▼▼▼
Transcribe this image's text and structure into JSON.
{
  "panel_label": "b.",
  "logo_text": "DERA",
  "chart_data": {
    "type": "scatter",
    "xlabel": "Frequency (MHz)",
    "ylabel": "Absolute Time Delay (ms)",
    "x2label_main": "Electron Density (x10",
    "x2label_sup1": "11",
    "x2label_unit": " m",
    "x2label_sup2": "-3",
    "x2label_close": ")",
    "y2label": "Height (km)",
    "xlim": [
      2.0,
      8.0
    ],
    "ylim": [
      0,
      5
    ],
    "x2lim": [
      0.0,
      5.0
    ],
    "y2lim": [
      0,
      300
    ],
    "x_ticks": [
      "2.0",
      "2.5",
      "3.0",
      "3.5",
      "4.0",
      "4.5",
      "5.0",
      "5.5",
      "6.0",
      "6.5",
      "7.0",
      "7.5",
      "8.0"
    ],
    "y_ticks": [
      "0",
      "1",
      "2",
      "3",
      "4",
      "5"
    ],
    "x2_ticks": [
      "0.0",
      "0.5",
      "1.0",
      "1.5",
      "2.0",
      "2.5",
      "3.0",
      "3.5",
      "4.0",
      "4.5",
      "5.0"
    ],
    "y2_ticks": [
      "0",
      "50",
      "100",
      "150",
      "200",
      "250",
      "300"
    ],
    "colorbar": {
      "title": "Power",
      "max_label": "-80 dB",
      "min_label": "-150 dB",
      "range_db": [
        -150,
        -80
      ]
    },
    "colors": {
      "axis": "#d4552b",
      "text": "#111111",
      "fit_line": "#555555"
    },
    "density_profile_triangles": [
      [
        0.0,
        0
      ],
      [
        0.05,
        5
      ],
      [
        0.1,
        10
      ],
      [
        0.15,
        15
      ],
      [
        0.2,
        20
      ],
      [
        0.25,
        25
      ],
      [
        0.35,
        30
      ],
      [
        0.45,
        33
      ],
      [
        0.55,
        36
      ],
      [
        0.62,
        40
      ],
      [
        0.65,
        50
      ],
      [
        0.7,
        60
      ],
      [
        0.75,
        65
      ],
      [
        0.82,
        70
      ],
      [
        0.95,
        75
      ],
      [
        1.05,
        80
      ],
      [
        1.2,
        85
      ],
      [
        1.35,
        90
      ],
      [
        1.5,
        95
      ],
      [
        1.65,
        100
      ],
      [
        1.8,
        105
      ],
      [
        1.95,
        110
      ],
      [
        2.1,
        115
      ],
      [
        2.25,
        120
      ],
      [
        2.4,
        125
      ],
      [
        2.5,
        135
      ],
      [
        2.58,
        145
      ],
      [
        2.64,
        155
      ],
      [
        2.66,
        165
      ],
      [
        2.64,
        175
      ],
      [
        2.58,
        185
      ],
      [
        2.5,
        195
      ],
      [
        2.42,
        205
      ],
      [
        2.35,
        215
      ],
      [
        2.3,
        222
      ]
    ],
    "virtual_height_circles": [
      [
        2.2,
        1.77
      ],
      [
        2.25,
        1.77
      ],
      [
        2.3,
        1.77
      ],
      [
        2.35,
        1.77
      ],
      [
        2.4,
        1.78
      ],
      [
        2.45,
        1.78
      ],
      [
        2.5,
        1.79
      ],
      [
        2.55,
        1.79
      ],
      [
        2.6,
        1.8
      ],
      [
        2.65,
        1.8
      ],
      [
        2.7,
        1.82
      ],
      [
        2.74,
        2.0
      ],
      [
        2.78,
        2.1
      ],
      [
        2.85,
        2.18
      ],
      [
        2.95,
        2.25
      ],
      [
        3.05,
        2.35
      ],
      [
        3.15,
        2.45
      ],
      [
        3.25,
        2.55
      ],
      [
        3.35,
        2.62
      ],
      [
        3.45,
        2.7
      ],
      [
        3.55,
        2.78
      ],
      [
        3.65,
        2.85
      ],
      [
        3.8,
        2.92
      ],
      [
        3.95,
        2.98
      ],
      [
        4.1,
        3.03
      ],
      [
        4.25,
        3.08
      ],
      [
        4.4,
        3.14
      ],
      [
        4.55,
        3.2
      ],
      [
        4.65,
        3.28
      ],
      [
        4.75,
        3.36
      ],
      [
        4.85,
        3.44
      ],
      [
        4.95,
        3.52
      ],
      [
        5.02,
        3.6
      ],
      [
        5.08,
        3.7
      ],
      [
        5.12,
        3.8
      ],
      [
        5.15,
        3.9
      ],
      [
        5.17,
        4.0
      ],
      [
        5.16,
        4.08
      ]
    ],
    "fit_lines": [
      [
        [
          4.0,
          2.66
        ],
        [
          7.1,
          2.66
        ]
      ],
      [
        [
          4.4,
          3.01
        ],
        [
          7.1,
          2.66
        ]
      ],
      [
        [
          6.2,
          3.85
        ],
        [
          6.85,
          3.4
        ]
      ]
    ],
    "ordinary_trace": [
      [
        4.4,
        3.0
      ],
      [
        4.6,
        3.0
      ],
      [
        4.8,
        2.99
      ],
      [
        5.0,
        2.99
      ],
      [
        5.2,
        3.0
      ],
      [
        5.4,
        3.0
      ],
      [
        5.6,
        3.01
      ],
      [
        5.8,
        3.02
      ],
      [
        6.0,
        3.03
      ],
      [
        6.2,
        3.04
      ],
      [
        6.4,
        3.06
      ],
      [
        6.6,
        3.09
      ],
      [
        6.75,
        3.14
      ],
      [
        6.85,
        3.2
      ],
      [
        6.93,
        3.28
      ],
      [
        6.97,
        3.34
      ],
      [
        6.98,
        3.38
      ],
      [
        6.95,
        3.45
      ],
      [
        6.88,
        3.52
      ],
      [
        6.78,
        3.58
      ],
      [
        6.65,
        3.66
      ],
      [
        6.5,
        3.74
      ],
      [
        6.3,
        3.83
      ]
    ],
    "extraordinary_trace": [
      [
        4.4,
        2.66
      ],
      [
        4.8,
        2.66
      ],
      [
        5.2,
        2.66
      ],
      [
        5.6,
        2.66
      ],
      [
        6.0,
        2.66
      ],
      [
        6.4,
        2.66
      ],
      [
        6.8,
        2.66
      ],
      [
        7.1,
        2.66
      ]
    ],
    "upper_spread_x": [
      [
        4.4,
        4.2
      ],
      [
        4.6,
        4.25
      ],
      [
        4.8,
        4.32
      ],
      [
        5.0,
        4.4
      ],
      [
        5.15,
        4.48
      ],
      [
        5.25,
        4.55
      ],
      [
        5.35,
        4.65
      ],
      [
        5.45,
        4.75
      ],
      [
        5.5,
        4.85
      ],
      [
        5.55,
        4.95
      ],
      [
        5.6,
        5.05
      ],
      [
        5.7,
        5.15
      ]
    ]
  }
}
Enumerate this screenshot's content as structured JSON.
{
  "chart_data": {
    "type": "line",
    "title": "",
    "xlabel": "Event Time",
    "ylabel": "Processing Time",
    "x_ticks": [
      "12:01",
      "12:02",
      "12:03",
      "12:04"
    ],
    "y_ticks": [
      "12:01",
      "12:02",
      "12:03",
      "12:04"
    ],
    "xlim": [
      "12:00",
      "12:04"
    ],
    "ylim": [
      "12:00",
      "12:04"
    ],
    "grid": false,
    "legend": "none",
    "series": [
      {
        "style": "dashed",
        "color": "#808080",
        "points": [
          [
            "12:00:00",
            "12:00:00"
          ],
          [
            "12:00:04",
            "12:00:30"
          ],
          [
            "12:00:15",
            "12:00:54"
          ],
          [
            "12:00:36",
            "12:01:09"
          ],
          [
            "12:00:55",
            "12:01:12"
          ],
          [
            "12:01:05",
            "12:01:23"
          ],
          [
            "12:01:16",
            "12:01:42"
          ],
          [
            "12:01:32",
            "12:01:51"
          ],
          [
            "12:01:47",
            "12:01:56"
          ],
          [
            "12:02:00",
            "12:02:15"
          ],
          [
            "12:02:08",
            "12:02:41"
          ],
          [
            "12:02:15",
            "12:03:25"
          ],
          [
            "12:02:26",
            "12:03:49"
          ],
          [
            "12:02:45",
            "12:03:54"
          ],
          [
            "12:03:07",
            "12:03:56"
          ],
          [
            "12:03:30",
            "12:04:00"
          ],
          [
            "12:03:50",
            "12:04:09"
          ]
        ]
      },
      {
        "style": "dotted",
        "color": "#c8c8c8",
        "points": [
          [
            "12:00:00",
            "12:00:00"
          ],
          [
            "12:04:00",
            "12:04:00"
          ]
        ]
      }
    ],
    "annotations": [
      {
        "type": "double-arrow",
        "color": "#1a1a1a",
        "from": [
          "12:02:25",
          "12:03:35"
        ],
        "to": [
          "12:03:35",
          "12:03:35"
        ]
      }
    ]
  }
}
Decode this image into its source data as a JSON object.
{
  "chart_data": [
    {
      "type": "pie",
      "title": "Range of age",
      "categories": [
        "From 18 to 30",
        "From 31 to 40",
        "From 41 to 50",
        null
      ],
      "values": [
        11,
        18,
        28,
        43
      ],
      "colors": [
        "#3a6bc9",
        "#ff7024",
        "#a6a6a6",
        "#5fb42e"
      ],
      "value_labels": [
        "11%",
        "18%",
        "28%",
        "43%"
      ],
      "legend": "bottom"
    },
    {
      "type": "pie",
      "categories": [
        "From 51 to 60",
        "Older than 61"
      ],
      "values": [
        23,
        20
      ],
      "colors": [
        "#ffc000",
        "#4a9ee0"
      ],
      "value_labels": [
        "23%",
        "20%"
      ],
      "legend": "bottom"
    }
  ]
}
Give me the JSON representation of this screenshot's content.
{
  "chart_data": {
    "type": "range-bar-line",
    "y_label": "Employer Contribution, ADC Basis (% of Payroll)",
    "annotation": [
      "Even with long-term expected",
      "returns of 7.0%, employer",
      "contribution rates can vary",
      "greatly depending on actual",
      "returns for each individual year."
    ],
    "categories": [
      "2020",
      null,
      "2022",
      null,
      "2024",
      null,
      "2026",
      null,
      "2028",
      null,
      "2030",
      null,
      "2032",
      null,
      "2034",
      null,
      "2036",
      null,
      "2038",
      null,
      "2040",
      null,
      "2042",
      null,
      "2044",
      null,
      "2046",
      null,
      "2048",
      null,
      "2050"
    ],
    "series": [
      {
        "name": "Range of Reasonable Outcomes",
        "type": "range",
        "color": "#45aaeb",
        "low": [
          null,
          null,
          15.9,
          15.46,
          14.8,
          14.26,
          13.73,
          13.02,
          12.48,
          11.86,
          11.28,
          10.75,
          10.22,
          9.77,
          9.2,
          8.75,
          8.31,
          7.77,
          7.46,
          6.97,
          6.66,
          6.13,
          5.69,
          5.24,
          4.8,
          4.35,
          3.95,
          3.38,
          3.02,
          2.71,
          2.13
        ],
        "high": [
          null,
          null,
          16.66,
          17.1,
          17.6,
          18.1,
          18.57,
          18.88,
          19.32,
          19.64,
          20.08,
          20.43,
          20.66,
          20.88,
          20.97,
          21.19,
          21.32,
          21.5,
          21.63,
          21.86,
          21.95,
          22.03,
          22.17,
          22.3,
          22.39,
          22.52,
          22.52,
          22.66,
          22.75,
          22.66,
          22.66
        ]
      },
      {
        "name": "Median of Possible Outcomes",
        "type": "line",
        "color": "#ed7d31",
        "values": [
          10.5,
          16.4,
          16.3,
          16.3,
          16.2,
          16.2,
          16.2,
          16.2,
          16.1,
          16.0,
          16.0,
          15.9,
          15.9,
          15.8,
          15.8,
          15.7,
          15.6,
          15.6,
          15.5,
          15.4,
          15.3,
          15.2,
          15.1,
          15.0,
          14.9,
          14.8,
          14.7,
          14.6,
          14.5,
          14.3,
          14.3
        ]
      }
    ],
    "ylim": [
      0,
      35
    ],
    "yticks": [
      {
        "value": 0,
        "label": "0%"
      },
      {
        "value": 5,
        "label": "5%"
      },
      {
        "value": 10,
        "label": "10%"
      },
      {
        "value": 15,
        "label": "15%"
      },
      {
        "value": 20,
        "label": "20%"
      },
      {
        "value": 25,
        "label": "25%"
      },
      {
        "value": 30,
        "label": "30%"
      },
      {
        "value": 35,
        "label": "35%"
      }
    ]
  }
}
▲▲▲
WHAT THE TASK REQUIRES =
Report the number of lines in the listing that include the string "type"; give nothing but the number.

FINISHED EXERCISE =
8